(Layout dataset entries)
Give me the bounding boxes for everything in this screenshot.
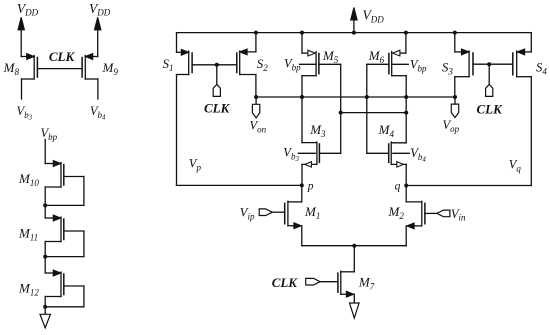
svg-text:Vq: Vq [509, 158, 522, 174]
svg-text:M5: M5 [322, 48, 339, 65]
svg-text:Vb3: Vb3 [17, 104, 33, 122]
svg-text:M7: M7 [358, 275, 375, 292]
svg-text:CLK: CLK [204, 101, 231, 116]
svg-text:Vip: Vip [240, 206, 255, 222]
svg-text:CLK: CLK [49, 49, 76, 64]
svg-text:S2: S2 [257, 56, 269, 73]
svg-text:CLK: CLK [272, 275, 299, 290]
svg-text:S3: S3 [442, 60, 454, 77]
svg-text:Vbp: Vbp [410, 58, 427, 74]
svg-text:Vb3: Vb3 [283, 146, 299, 164]
svg-text:M10: M10 [18, 171, 39, 188]
svg-text:M6: M6 [368, 48, 385, 65]
svg-text:M11: M11 [18, 226, 38, 243]
svg-text:VDD: VDD [363, 8, 385, 25]
svg-text:M1: M1 [304, 204, 320, 221]
svg-text:Vop: Vop [443, 118, 460, 134]
svg-text:CLK: CLK [477, 102, 504, 117]
svg-text:Vbp: Vbp [284, 57, 301, 73]
svg-text:M12: M12 [18, 281, 39, 298]
svg-text:M9: M9 [102, 60, 119, 77]
svg-text:Von: Von [250, 119, 267, 135]
svg-text:M2: M2 [388, 204, 405, 221]
svg-text:VDD: VDD [17, 1, 39, 18]
svg-text:M4: M4 [378, 122, 395, 139]
svg-text:S4: S4 [536, 60, 548, 77]
svg-text:M8: M8 [3, 60, 20, 77]
svg-text:S1: S1 [163, 56, 174, 73]
svg-text:p: p [307, 181, 314, 193]
svg-text:Vb4: Vb4 [410, 146, 426, 164]
svg-text:Vb4: Vb4 [90, 104, 106, 122]
svg-text:Vp: Vp [189, 157, 202, 173]
svg-text:Vbp: Vbp [41, 126, 58, 142]
svg-text:M3: M3 [309, 122, 326, 139]
svg-text:Vin: Vin [451, 207, 466, 223]
svg-text:VDD: VDD [89, 1, 111, 18]
svg-text:q: q [395, 181, 401, 193]
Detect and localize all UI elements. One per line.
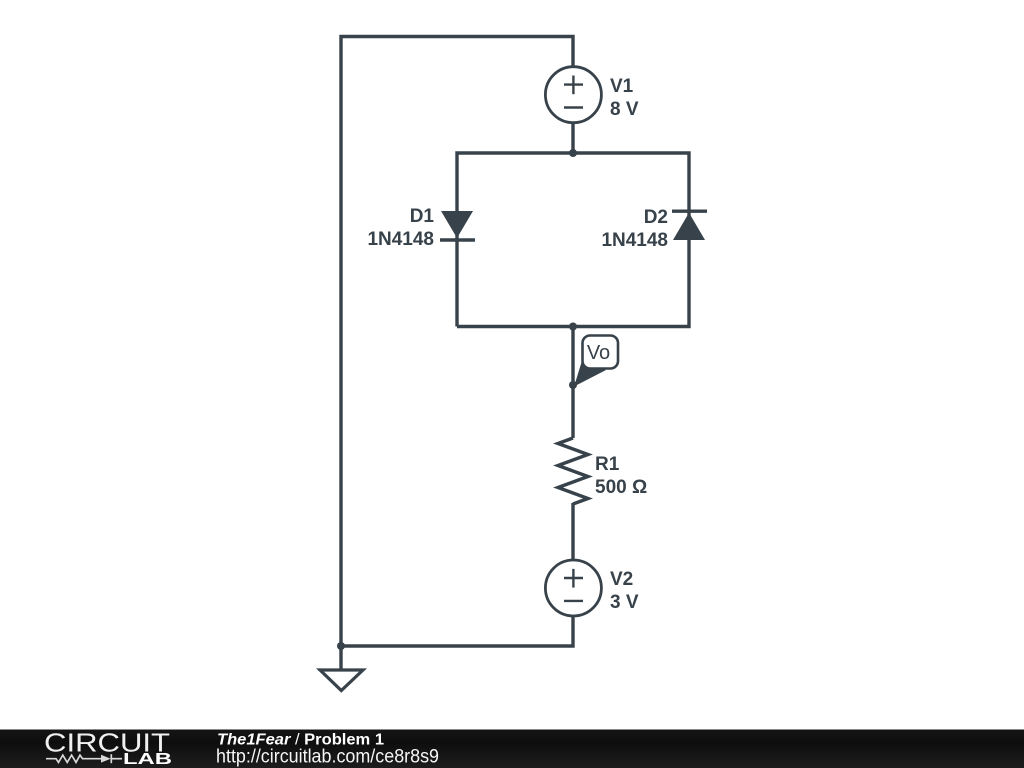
node flag Vo <box>574 336 618 387</box>
CircuitLab logo resistor-diode glyph <box>46 754 122 763</box>
wire resistor bottom lead to V2 <box>571 503 574 559</box>
svg-text:V1: V1 <box>610 76 634 97</box>
wire output branch from bottom rail to resistor <box>571 327 574 439</box>
svg-text:D2: D2 <box>644 207 668 228</box>
diode D1 <box>440 211 475 240</box>
svg-text:http://circuitlab.com/ce8r8s9: http://circuitlab.com/ce8r8s9 <box>216 747 439 768</box>
wire V2 bottom lead and bottom rail to ground node <box>341 617 573 646</box>
voltage source V2 <box>545 560 601 616</box>
label V1 8 V <box>610 76 639 120</box>
wire top rail from left corner to V1 top node <box>341 37 573 647</box>
node Vo junction dot <box>569 381 577 389</box>
svg-text:1N4148: 1N4148 <box>367 229 434 250</box>
svg-text:500 Ω: 500 Ω <box>595 477 647 498</box>
label V2 3 V <box>610 569 639 613</box>
node junction at bridge output <box>569 323 577 331</box>
node junction at V1 output <box>569 149 577 157</box>
svg-text:3 V: 3 V <box>610 592 639 613</box>
svg-text:R1: R1 <box>595 454 620 475</box>
resistor R1 <box>558 438 588 504</box>
node junction at ground corner <box>337 642 345 650</box>
diode D2 <box>672 211 707 240</box>
label D2 1N4148 <box>601 207 668 251</box>
svg-text:1N4148: 1N4148 <box>601 230 668 251</box>
svg-text:8 V: 8 V <box>610 99 639 120</box>
voltage source V1 <box>545 67 601 123</box>
svg-text:LAB: LAB <box>123 751 172 768</box>
wire V1 bottom lead <box>571 124 574 153</box>
svg-text:V2: V2 <box>610 569 633 590</box>
ground <box>320 646 363 691</box>
footer bar <box>0 730 1024 768</box>
label R1 500 ohm <box>595 454 647 498</box>
svg-text:Vo: Vo <box>587 342 610 364</box>
svg-text:D1: D1 <box>410 206 435 227</box>
label D1 1N4148 <box>367 206 434 250</box>
wire diode bridge top rail <box>457 153 689 327</box>
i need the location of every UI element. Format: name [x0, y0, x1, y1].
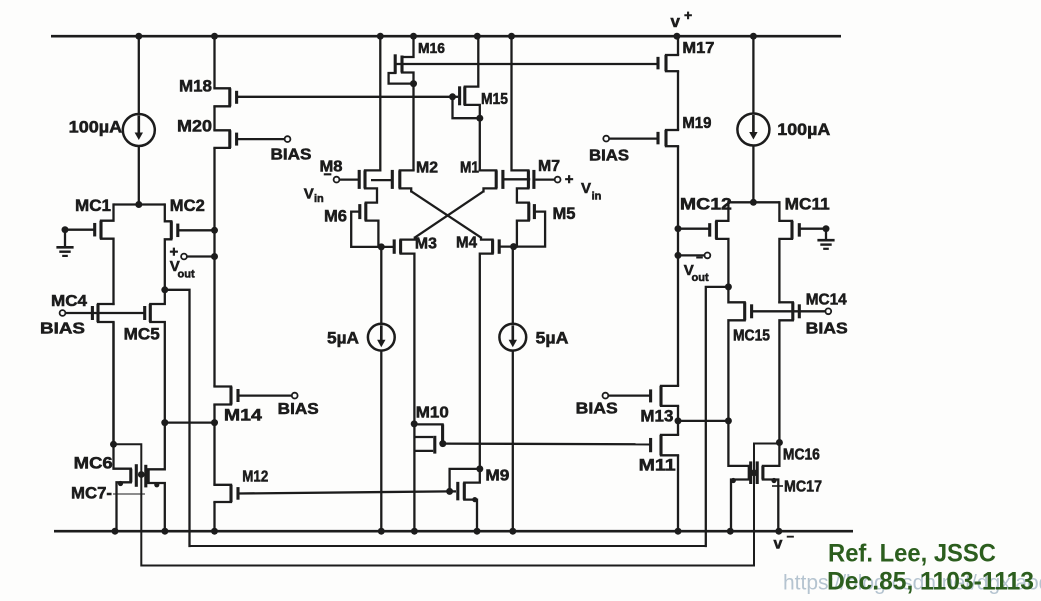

### Request
Copy out every line from the one containing "node flag Vo <box>574 336 618 387</box>" down to the one containing "voltage source V1 <box>545 67 601 123</box>", both included, character for character.

### Solution to this task
node flag Vo <box>574 336 618 387</box>
CircuitLab logo resistor-diode glyph <box>46 754 122 763</box>
wire resistor bottom lead to V2 <box>571 503 574 559</box>
svg-text:V1: V1 <box>610 76 634 97</box>
wire output branch from bottom rail to resistor <box>571 327 574 439</box>
svg-text:D2: D2 <box>644 207 668 228</box>
diode D1 <box>440 211 475 240</box>
svg-text:http://circuitlab.com/ce8r8s9: http://circuitlab.com/ce8r8s9 <box>216 747 439 768</box>
wire V2 bottom lead and bottom rail to ground node <box>341 617 573 646</box>
voltage source V2 <box>545 560 601 616</box>
label V1 8 V <box>610 76 639 120</box>
wire top rail from left corner to V1 top node <box>341 37 573 647</box>
node Vo junction dot <box>569 381 577 389</box>
svg-text:1N4148: 1N4148 <box>367 229 434 250</box>
svg-text:500 Ω: 500 Ω <box>595 477 647 498</box>
label V2 3 V <box>610 569 639 613</box>
node junction at bridge output <box>569 323 577 331</box>
node junction at V1 output <box>569 149 577 157</box>
svg-text:3 V: 3 V <box>610 592 639 613</box>
svg-text:R1: R1 <box>595 454 620 475</box>
resistor R1 <box>558 438 588 504</box>
node junction at ground corner <box>337 642 345 650</box>
diode D2 <box>672 211 707 240</box>
label D2 1N4148 <box>601 207 668 251</box>
svg-text:1N4148: 1N4148 <box>601 230 668 251</box>
svg-text:8 V: 8 V <box>610 99 639 120</box>
voltage source V1 <box>545 67 601 123</box>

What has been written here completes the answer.